(PROBLEM)
Gather all lines in the records below that include the word "Bachelor".

(DATASET CONTENT)
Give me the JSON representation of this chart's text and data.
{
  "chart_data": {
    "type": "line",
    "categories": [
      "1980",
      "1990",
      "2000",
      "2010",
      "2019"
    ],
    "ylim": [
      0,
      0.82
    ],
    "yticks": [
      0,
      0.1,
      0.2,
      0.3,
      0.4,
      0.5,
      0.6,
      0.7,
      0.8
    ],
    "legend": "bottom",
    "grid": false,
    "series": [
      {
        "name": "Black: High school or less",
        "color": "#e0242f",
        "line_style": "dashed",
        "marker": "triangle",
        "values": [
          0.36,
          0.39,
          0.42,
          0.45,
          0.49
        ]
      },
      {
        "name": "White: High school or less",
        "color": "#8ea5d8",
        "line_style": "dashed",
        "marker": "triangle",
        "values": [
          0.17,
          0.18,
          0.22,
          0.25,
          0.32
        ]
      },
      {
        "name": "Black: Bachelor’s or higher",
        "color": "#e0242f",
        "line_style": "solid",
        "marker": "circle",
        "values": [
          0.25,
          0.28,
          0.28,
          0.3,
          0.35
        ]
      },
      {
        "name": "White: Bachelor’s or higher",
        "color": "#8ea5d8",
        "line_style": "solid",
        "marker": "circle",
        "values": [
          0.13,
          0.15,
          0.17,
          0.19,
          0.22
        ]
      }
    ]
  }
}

...

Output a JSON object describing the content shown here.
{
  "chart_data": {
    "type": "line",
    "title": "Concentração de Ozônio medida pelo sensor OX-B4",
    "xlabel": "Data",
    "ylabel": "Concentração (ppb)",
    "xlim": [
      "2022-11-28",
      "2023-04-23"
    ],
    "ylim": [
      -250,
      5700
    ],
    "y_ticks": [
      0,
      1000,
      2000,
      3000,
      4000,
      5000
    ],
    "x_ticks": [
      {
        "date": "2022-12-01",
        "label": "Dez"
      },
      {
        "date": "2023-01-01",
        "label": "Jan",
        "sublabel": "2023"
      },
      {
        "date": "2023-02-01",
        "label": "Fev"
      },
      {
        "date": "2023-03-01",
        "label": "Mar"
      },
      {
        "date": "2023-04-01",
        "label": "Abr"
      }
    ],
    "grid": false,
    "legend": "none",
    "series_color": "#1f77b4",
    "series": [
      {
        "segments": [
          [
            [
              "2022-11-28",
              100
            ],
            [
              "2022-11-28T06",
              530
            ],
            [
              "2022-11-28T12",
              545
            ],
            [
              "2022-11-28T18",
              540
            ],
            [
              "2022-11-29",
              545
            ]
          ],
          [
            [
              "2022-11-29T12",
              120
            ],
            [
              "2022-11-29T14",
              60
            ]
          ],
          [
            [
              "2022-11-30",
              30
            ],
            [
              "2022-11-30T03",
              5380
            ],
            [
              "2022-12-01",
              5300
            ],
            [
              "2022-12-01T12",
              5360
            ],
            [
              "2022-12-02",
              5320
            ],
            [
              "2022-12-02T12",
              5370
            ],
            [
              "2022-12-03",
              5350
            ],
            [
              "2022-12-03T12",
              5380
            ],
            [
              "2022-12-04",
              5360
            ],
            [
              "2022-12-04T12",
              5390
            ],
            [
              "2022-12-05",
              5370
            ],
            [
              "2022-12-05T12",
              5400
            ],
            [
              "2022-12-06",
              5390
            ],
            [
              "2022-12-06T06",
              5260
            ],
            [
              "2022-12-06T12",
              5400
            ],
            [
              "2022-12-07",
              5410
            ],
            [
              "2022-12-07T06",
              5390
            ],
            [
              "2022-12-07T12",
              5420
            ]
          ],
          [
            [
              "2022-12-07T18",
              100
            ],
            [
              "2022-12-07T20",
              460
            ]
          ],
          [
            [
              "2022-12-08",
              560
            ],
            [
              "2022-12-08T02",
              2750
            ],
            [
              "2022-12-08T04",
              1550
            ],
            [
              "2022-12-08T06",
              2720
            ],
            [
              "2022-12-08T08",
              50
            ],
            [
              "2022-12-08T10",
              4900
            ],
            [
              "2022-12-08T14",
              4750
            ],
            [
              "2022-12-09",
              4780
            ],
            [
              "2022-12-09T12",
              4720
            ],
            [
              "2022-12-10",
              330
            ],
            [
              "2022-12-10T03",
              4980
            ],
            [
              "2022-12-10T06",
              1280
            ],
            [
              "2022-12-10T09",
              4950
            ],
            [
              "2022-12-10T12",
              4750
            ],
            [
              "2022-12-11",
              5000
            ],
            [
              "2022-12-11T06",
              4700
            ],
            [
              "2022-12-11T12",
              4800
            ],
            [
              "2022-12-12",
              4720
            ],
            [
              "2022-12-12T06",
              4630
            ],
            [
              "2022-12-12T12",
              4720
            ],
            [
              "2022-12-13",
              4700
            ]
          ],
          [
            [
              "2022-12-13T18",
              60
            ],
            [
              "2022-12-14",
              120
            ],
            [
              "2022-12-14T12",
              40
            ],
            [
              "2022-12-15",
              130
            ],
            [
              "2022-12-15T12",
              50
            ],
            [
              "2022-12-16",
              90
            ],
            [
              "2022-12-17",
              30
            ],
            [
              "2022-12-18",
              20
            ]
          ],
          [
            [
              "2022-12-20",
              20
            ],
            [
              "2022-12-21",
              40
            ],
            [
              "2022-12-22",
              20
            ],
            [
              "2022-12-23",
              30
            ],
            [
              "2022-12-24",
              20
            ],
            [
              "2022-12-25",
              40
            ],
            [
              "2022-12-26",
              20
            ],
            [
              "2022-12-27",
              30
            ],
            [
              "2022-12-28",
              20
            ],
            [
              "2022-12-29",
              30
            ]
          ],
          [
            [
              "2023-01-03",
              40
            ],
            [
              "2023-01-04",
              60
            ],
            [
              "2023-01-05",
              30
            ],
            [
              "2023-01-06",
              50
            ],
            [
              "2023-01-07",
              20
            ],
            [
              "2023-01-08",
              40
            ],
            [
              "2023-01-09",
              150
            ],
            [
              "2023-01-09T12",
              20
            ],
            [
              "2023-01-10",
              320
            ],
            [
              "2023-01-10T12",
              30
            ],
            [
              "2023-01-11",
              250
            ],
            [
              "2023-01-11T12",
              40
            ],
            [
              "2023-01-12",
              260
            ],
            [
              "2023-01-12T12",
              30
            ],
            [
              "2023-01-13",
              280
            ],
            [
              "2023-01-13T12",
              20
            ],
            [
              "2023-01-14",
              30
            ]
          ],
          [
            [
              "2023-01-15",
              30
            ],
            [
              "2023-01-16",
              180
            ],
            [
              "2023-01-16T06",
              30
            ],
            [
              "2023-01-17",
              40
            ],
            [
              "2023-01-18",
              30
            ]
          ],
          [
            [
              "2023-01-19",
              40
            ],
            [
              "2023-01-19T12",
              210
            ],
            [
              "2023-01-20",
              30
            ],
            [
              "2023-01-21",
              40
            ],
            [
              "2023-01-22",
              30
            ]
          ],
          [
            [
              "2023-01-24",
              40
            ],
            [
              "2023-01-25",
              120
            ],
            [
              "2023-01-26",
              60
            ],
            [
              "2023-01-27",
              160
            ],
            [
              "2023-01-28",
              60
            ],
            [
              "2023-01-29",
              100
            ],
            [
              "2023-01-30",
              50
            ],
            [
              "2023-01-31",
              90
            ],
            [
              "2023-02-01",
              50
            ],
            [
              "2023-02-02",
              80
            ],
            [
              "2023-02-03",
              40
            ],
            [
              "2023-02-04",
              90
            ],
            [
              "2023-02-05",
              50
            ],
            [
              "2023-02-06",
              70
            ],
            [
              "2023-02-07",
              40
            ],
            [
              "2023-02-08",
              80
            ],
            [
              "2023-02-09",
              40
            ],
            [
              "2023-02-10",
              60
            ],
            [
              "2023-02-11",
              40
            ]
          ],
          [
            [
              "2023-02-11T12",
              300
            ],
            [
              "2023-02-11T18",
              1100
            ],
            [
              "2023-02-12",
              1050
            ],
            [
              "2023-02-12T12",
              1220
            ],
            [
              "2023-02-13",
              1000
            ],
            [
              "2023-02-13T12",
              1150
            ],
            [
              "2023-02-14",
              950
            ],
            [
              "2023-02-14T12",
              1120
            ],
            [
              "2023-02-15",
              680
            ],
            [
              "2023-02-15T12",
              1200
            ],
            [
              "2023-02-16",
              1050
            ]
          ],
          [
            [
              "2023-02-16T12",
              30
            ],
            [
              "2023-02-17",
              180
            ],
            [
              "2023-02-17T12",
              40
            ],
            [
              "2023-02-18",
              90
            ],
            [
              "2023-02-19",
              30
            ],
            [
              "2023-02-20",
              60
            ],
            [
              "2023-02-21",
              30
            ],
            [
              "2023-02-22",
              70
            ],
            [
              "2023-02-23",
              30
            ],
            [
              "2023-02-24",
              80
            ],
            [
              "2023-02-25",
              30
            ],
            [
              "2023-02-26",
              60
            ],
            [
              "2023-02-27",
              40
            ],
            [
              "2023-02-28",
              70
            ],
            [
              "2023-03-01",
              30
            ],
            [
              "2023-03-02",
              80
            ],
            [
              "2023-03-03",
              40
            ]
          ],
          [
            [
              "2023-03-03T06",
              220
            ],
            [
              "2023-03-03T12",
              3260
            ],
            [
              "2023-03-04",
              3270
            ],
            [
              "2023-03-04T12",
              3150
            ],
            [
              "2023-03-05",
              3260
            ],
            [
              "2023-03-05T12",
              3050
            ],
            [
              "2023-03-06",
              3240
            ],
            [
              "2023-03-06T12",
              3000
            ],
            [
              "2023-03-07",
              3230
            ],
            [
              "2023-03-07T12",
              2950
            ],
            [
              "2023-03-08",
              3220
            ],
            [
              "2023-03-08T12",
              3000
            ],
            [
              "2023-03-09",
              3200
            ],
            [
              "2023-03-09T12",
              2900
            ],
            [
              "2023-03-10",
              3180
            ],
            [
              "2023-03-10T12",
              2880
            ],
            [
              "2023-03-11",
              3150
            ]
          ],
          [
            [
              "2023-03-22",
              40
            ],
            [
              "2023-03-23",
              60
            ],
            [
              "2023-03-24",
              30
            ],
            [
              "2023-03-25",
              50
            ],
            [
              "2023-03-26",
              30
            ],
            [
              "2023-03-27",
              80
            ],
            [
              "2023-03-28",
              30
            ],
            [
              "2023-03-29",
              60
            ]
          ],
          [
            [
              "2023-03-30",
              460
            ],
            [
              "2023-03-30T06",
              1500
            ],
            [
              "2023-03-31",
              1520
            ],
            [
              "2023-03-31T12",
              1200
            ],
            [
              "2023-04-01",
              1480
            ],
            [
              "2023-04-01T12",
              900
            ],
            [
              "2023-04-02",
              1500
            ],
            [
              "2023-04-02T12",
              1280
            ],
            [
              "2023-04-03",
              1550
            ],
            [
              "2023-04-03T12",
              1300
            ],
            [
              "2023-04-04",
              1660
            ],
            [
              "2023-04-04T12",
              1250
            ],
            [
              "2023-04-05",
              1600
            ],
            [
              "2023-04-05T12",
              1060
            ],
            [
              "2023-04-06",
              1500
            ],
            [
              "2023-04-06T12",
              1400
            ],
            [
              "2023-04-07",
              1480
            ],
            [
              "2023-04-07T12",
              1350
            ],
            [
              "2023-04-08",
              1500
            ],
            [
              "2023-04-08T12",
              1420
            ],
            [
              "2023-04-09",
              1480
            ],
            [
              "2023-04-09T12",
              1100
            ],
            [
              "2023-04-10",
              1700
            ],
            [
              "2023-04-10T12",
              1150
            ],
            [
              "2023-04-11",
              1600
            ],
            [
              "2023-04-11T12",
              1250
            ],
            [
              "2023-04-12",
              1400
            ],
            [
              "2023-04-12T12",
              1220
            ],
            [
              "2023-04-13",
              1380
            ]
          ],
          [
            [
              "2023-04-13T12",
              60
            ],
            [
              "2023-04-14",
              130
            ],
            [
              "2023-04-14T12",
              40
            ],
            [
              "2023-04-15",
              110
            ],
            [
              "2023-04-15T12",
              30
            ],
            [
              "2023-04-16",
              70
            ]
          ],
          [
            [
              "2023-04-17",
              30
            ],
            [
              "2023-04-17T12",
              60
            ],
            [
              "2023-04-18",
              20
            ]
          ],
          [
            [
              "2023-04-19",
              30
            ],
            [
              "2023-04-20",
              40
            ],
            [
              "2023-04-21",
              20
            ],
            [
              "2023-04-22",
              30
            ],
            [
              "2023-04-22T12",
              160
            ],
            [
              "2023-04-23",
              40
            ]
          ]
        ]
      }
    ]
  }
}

(THE REPLY)
        "name": "Black: Bachelor’s or higher",
        "name": "White: Bachelor’s or higher",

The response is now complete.